● Task requirements:
[1] In the paper excerpt, how should the numbers in each entry of the MAE table be read? Use the table caption to explain in one to three sentences.
[2] Decide whether each statement agrees with the paper excerpt, answering yes or no and quoting the deciding words: (a) the MAE results were measured on 17140 test scenes; (b) the environment maps were taken from ShapeNet; (c) the comparison with Che et al. appears in Section 4.2.

***** Source extract *****

Table 1: MAE results on 17140 test scenes. For each element we report mean(std) value. The scale of mean is

1\times 10^{0}

, and std is

1\times 10^{-3}

	Geometry		BSDF	Illumination		SSS
	$N$	$D$	$R$	$sh$	$i$	$\sigma_{t}$	$\alpha$	$g$
Baseline	.0918(.4395)	.0705(.4443)	.0811(.5303)	.1083(.6571)	.0912(1.042)	.1670(.7904)	.1061(.5792)	.1762(.8811)
2R	.0916(.3009)	.0697(.3617)	.0811(.4903)	.1064(.8984)	.0908(.7697)	.1675(1.072)	.1057(.4191)	.1777(2.562)
2R-AUG	.0913(.1768)	.0699(1.271)	.0807(.2714)	.1105(8.926)	.0893(1.151)	.1619(.9635)	.1040(.1578)	.1703(.8856)
Che et al. [11]	-	-	-	-	-	.1828	.1115	.2123
Full model	.0894(.1532)	.0646(.3283)	.0769(.2659)	.0989(1.017)	.0804(1.736)	.1590(.2286)	.1002(.5185)	.1655(.3932)

4 Experiments

We introduce our dataset in Section 4.1. In Section 4.2, we compare our model with Che et al. [11]. We conduct an ablation study and report the quantitative and qualitative results in Section 4.3. In Section 4.4 we show the results of SSS parameter editing application. More experiment results can be found in the supplementary document.

4.1 Datasets

In this work, we propose the first large-scale synthetic translucent dataset that contains both surface reflectance and SSS. We collected the 3D objects from ShapeNet [10], human-created roughness map and auxiliary normal map from several public resources, and environment map from the Laval Indoor HDR dataset [19].

***** Dataset excerpts *****

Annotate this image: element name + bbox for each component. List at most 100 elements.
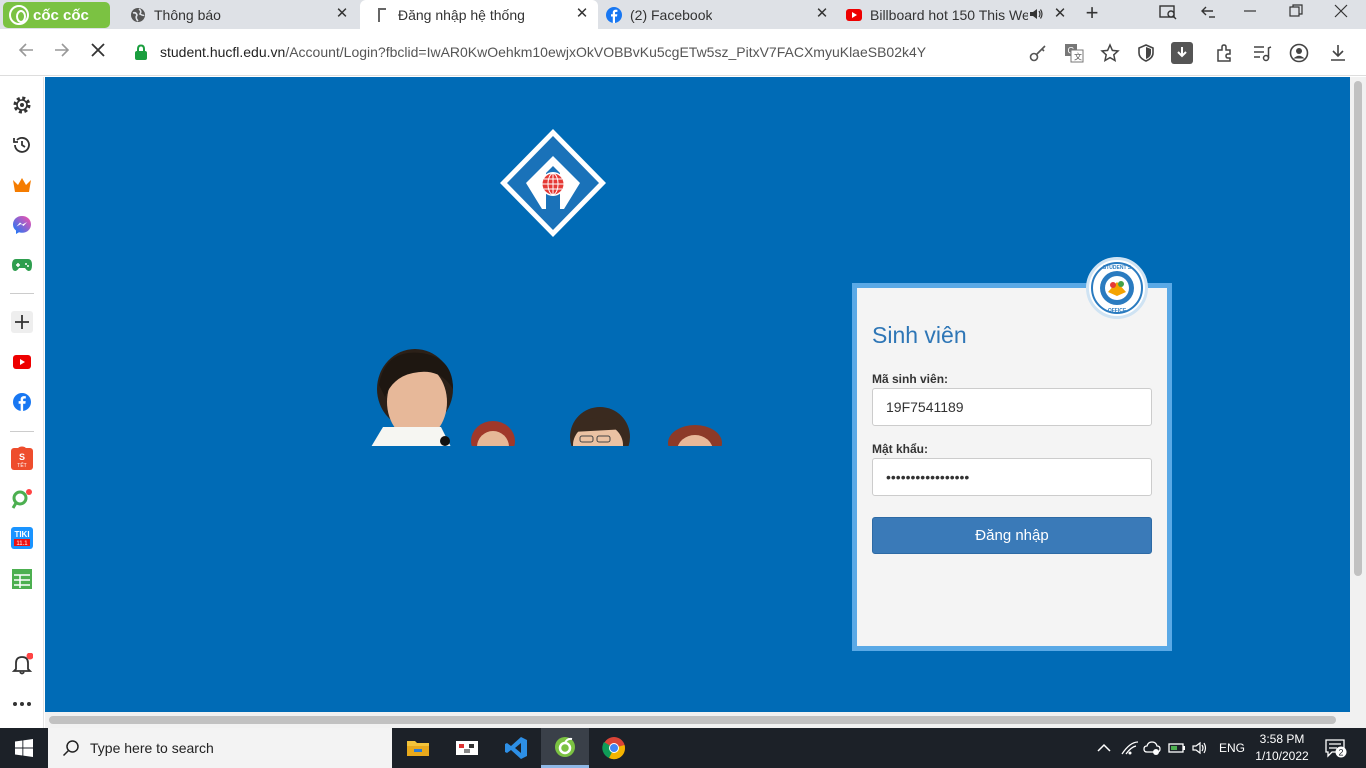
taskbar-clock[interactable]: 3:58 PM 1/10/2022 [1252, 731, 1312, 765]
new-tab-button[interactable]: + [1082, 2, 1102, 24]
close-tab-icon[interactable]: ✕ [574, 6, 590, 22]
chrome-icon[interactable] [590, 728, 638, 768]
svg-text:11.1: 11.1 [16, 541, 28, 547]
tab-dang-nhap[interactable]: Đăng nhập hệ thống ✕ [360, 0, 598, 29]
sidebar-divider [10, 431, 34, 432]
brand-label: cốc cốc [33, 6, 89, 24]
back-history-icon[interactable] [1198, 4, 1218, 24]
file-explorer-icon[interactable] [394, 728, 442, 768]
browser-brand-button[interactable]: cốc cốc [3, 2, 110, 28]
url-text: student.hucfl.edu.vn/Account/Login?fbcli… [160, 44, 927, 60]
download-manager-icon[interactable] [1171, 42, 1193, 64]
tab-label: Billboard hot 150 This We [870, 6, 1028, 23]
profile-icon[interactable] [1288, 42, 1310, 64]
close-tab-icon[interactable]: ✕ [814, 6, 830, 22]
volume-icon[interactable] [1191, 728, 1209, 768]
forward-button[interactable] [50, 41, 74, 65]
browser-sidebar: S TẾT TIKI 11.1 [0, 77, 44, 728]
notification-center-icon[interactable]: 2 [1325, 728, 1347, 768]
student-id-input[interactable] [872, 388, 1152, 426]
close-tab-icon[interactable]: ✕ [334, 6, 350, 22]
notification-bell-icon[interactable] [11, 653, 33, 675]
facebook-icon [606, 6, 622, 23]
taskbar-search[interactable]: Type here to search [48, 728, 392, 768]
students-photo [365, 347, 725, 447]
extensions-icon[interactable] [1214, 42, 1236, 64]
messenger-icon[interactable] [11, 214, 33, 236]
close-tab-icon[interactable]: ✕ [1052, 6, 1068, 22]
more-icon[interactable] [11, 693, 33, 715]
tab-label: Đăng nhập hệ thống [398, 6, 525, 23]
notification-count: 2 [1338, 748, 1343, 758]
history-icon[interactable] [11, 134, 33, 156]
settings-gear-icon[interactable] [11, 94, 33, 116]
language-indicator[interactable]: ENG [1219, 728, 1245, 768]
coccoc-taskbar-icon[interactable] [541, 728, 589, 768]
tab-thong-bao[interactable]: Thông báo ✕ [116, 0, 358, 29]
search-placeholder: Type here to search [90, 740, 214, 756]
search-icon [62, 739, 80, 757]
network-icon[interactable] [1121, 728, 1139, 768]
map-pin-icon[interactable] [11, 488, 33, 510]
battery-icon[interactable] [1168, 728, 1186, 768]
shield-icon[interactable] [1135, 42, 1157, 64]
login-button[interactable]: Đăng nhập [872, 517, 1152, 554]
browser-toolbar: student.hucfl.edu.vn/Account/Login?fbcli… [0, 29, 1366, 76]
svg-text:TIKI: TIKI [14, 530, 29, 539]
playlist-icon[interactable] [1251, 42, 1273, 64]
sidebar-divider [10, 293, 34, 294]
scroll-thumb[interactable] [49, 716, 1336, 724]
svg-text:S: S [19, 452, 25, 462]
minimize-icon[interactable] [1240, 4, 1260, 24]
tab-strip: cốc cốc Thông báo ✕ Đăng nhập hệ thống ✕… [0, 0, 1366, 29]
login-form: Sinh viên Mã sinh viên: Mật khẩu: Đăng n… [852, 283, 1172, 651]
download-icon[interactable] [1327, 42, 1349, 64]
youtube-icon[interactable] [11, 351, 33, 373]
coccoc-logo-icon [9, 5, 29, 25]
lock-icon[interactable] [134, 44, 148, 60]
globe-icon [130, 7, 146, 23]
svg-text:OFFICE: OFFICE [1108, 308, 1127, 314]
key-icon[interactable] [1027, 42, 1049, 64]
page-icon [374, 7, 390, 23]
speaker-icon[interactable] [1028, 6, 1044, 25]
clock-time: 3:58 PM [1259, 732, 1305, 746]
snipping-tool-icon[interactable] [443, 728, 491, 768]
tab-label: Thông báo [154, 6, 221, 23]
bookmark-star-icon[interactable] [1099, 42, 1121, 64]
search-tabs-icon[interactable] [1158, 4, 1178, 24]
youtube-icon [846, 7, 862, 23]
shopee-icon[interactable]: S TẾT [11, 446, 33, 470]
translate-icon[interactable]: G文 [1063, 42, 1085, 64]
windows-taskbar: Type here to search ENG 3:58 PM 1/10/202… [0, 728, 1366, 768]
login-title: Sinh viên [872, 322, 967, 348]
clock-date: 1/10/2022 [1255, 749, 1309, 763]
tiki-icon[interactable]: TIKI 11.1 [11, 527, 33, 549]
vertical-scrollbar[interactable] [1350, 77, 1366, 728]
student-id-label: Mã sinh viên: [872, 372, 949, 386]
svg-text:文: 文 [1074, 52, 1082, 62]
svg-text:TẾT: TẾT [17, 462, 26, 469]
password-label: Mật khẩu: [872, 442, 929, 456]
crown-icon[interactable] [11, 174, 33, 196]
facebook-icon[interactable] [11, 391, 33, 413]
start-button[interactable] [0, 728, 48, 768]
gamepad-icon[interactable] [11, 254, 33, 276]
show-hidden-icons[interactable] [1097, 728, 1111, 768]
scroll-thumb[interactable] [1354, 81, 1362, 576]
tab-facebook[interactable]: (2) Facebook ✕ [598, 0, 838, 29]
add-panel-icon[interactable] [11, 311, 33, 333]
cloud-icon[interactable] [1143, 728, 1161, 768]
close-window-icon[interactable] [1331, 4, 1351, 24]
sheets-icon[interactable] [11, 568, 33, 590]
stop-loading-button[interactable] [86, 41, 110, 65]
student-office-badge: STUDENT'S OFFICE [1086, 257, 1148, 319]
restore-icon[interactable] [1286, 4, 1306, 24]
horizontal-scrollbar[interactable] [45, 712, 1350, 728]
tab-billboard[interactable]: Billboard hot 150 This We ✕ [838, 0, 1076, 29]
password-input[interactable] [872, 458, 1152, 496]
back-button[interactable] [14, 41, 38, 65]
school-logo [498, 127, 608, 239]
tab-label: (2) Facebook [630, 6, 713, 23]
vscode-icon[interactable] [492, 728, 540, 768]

*****

● Exercise results:
[1] Each entry gives a mean value, followed by its standard deviation in parentheses. The caption says the mean is on a scale of 1×10^0 and the std on a scale of 1×10^-3. So a parenthesized figure such as .4395 stands for .4395 × 10^-3.

[2]
(a) Yes: "MAE results on 17140 test scenes"
(b) No: "environment map from the Laval Indoor HDR dataset [19]"
(c) Yes: "In Section 4.2, we compare our model with Che et al. [11]."